# RECORDS FOR THIS TASK
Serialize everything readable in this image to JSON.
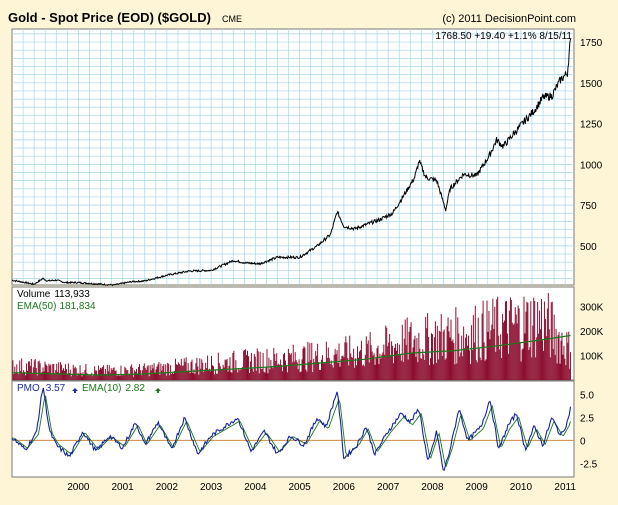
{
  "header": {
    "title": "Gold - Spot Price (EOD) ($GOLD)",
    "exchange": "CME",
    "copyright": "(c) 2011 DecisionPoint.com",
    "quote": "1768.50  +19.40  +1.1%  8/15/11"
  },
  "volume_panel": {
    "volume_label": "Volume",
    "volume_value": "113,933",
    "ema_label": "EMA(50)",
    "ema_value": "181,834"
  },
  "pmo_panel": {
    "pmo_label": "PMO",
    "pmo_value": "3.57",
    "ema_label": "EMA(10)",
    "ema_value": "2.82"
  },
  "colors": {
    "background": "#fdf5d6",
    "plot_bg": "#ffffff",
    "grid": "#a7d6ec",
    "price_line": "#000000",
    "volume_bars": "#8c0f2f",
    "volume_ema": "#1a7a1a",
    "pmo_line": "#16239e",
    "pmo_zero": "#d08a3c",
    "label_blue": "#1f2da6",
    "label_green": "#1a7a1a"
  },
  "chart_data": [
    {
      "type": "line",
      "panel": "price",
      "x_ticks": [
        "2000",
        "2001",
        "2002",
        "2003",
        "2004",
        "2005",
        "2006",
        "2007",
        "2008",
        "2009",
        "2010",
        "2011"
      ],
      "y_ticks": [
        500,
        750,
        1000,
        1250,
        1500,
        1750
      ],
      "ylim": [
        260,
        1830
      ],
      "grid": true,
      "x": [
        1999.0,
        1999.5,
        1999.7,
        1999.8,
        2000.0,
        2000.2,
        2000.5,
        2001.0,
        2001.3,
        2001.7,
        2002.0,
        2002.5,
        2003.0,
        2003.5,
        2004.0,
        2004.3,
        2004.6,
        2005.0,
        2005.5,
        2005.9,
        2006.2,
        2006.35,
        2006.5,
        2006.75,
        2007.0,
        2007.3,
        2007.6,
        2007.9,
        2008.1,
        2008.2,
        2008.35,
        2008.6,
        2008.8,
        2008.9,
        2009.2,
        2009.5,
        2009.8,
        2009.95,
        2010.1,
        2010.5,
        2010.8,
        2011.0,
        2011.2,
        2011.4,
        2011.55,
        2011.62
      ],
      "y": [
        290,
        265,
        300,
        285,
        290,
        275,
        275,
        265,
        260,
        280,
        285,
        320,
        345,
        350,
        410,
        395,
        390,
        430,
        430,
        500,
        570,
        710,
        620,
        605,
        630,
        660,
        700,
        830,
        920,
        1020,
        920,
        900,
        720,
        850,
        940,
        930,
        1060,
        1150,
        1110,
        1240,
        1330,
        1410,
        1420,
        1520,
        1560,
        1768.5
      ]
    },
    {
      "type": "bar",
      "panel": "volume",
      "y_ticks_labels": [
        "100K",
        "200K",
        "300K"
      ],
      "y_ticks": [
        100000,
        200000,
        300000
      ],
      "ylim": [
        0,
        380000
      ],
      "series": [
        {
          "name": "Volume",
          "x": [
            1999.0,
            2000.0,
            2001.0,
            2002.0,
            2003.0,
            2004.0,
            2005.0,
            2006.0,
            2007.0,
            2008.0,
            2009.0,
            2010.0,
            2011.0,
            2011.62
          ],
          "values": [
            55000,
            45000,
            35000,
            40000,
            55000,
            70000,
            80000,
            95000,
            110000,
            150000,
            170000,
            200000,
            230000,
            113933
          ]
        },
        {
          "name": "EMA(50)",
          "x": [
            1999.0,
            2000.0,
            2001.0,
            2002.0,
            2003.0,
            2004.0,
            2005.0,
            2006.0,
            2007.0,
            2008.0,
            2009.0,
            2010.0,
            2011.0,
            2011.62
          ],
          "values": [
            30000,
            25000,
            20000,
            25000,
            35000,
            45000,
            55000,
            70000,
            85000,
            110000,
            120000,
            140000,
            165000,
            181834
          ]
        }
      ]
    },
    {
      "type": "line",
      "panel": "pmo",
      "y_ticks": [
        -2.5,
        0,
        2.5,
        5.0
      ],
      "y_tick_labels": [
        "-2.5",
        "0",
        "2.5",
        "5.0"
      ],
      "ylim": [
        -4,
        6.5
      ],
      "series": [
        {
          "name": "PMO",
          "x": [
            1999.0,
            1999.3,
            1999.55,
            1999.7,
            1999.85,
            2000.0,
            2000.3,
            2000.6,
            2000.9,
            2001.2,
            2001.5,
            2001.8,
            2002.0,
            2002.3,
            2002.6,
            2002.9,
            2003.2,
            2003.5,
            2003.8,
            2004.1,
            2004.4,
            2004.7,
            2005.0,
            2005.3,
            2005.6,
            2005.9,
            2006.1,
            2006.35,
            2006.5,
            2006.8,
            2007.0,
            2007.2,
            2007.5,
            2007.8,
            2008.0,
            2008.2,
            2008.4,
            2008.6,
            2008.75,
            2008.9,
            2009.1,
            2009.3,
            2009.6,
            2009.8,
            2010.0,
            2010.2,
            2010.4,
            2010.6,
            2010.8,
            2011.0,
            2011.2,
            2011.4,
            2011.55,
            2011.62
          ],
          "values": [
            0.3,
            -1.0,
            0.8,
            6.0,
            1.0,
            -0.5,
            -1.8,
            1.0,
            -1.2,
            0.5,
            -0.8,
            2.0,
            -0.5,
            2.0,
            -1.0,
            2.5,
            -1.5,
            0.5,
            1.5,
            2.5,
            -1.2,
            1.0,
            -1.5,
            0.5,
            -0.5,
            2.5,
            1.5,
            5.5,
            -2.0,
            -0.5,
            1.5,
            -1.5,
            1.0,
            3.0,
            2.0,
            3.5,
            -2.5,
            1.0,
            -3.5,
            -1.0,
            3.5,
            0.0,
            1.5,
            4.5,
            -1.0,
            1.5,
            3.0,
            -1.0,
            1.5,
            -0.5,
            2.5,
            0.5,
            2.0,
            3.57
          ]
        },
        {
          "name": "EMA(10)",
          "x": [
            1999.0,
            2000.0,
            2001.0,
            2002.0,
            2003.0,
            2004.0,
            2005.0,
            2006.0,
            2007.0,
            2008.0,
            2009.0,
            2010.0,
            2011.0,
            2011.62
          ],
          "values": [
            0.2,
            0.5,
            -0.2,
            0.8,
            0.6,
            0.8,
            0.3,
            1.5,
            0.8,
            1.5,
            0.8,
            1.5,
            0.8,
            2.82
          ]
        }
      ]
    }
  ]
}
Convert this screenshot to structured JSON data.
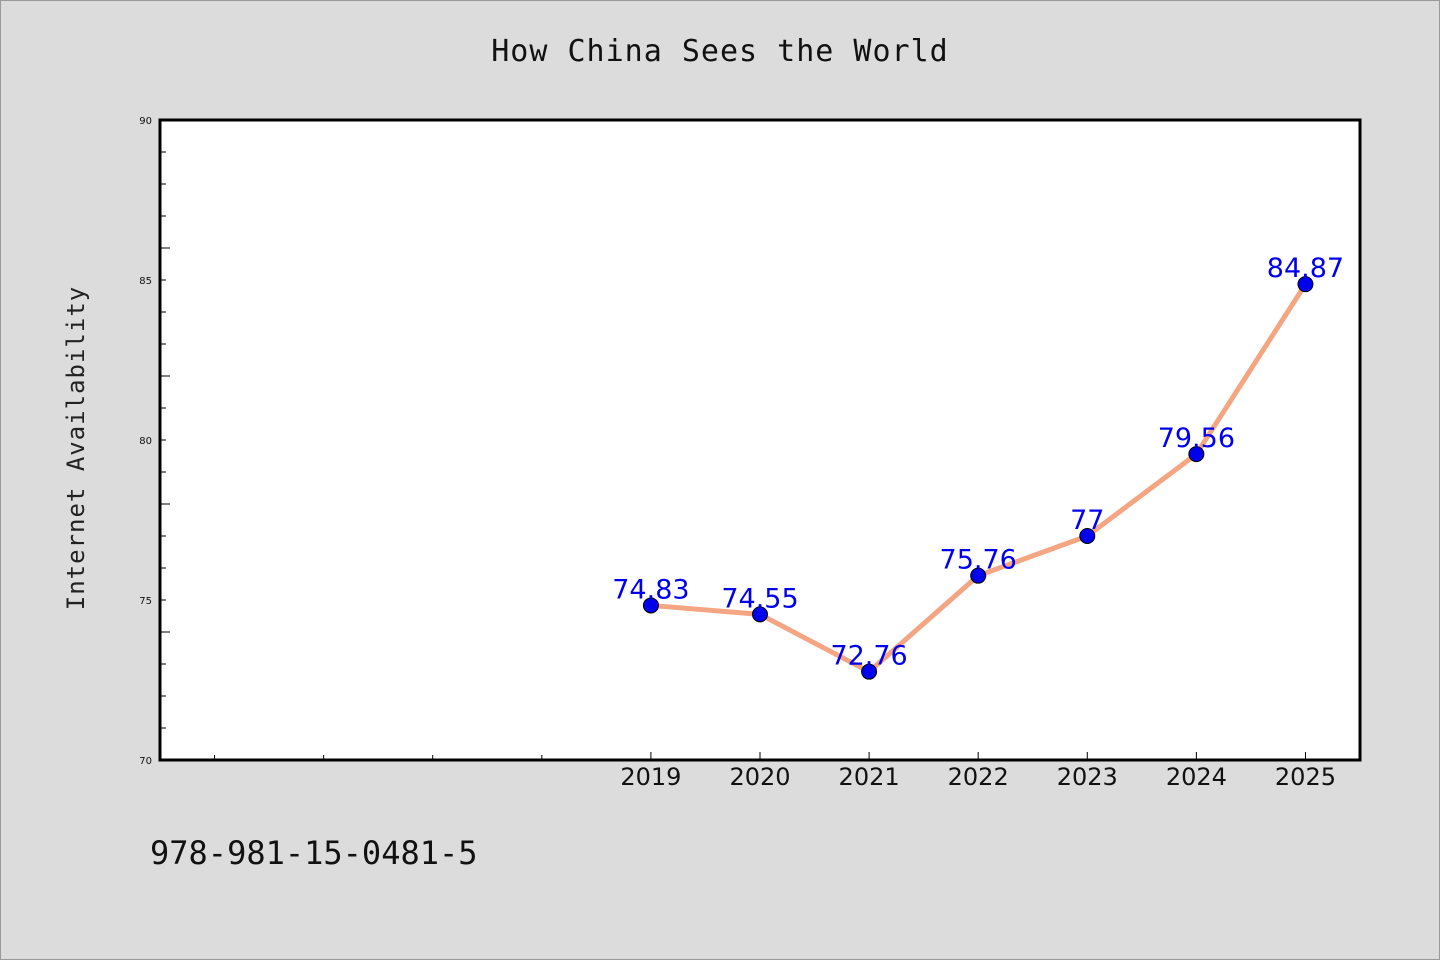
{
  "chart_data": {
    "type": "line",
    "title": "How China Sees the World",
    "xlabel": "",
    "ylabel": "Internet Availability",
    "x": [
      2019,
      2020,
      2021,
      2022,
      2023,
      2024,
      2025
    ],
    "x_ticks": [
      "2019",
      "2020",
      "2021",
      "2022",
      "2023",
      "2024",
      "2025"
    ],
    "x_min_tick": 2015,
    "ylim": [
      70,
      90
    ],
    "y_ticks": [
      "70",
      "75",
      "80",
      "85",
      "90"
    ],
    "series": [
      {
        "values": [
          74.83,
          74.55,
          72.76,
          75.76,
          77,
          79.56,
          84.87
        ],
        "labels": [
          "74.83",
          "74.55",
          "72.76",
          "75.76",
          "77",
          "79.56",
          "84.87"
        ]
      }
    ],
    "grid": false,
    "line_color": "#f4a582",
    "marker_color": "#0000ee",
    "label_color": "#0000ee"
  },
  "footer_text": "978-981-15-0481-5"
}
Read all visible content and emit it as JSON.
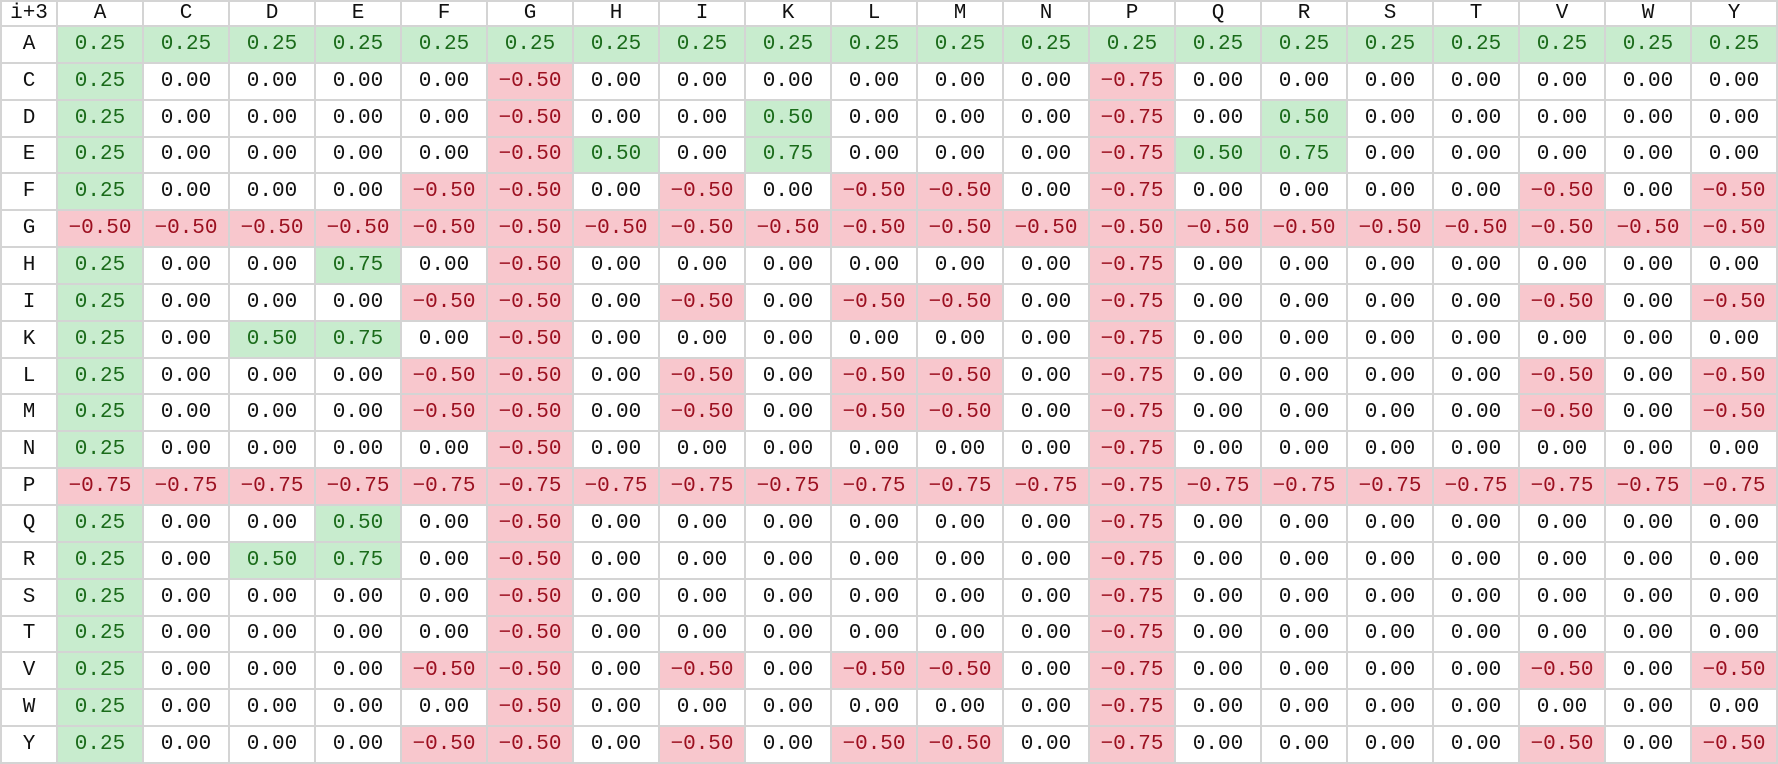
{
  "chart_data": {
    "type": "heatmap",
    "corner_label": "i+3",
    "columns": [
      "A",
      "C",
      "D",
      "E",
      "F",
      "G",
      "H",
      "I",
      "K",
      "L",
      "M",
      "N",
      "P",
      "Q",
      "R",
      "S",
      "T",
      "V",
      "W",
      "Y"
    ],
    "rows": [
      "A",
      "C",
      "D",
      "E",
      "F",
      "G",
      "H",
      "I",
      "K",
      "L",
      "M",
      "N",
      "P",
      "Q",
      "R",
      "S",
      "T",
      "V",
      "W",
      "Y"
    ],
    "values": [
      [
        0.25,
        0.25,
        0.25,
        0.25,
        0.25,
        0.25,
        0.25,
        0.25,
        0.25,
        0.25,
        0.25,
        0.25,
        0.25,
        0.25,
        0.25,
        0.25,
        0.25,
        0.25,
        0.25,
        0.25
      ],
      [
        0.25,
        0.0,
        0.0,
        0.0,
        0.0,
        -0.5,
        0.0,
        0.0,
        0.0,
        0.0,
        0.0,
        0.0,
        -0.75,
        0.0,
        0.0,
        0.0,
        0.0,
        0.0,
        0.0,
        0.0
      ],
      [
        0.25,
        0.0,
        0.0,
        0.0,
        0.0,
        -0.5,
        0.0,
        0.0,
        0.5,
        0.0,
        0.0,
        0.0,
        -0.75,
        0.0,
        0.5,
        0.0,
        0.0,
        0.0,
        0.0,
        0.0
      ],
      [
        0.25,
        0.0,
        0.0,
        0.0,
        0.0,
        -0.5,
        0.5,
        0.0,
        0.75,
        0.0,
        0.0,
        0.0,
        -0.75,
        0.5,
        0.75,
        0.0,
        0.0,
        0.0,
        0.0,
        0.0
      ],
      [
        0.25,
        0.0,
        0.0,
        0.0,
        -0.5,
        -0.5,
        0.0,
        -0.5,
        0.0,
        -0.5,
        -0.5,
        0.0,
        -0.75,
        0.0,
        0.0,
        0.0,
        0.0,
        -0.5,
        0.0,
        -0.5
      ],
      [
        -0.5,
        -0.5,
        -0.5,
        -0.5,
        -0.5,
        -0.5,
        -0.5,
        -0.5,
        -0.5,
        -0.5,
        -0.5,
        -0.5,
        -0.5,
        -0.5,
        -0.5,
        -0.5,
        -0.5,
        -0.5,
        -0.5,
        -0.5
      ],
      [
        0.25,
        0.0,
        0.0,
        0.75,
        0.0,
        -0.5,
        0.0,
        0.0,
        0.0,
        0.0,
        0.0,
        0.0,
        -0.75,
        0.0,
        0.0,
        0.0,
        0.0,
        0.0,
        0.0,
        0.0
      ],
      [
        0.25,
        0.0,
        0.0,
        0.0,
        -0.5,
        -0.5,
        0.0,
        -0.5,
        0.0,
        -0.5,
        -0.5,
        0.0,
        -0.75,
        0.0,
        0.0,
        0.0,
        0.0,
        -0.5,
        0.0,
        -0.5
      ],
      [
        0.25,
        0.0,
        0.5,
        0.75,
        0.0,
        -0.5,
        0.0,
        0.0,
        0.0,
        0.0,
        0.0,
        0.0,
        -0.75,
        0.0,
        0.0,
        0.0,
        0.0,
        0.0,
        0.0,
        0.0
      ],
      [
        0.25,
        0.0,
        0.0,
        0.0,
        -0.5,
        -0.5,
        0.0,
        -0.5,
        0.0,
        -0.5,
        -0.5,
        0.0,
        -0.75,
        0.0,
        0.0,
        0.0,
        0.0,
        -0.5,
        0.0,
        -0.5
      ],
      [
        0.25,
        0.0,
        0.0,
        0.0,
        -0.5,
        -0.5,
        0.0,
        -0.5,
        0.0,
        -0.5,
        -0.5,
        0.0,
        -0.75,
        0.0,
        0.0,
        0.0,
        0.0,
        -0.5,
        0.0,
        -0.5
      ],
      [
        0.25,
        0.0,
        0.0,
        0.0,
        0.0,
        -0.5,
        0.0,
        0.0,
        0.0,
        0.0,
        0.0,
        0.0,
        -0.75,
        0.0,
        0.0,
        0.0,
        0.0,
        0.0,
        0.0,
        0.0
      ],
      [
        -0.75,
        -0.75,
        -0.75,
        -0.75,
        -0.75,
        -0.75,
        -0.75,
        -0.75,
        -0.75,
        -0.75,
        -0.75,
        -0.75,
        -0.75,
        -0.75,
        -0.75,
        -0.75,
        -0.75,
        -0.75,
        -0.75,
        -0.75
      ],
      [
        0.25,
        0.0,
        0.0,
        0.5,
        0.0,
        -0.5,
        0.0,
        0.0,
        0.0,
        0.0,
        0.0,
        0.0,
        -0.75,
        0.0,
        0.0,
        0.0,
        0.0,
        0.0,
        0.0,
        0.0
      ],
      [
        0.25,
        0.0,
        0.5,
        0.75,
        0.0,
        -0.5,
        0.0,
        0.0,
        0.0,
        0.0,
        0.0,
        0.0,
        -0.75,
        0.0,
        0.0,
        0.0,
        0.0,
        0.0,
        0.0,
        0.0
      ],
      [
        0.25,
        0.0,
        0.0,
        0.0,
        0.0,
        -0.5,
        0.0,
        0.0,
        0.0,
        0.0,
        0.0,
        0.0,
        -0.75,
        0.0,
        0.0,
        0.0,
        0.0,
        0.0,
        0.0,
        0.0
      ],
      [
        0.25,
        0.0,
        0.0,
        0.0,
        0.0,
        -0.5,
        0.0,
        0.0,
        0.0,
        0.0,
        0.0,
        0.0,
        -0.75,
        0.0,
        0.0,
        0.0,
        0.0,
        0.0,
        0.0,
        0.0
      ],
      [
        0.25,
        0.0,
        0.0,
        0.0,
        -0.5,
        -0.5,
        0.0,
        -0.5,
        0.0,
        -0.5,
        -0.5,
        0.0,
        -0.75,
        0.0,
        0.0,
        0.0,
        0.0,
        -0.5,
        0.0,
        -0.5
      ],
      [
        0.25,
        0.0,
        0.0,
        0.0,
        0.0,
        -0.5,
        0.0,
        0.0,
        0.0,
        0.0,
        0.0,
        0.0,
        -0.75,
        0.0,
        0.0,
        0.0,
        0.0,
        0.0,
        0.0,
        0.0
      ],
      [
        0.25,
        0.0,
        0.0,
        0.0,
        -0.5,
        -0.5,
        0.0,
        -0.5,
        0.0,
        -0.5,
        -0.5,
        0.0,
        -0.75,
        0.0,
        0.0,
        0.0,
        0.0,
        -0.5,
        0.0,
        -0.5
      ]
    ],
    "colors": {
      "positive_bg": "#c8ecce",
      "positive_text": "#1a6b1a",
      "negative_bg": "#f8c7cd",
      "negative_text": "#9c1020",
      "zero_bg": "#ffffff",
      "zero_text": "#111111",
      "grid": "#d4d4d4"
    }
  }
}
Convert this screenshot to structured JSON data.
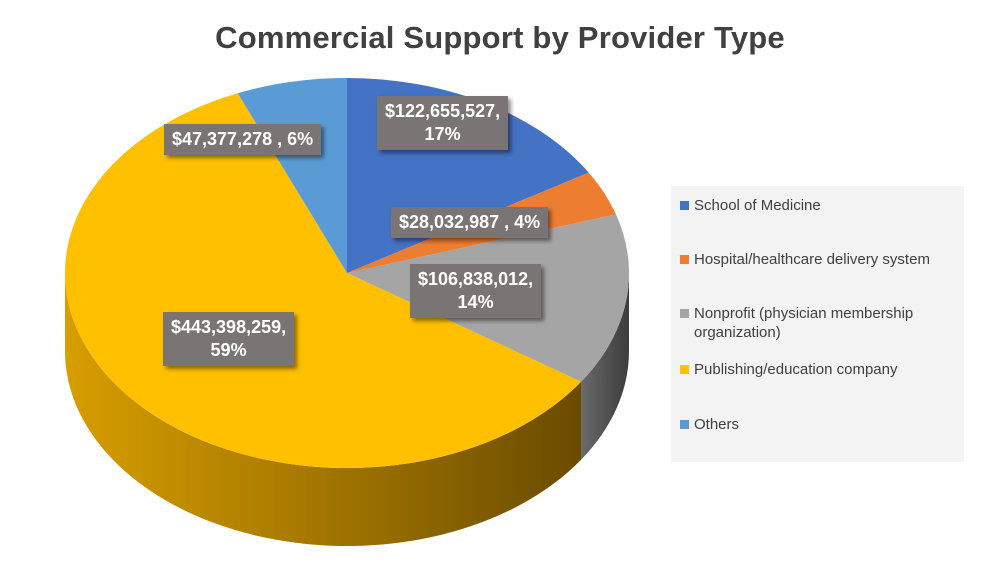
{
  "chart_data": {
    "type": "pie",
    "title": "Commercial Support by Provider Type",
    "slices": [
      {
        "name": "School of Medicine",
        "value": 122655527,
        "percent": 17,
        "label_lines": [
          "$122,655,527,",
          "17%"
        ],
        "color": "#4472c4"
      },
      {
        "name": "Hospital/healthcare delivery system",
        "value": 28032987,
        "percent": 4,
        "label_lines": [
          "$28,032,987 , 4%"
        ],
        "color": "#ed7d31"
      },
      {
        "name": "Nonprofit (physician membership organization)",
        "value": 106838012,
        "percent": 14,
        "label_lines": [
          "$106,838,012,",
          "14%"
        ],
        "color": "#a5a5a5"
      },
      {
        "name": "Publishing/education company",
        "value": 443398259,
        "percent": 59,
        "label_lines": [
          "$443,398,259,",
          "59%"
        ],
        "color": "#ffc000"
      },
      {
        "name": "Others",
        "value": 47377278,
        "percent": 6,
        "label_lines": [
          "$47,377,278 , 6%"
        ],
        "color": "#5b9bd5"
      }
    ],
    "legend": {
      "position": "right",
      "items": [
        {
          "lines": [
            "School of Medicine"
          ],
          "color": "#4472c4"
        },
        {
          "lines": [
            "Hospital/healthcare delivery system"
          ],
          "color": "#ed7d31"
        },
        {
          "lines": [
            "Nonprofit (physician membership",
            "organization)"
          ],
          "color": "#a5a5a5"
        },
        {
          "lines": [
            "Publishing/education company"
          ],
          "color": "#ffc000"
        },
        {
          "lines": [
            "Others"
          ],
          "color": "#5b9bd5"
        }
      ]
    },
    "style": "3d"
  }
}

# WORK TO COMPLETE
Take each line of the material that contains the word "percent" and list it.

# TASK SOLUTION
        "percent": 17,
        "percent": 4,
        "percent": 14,
        "percent": 59,
        "percent": 6,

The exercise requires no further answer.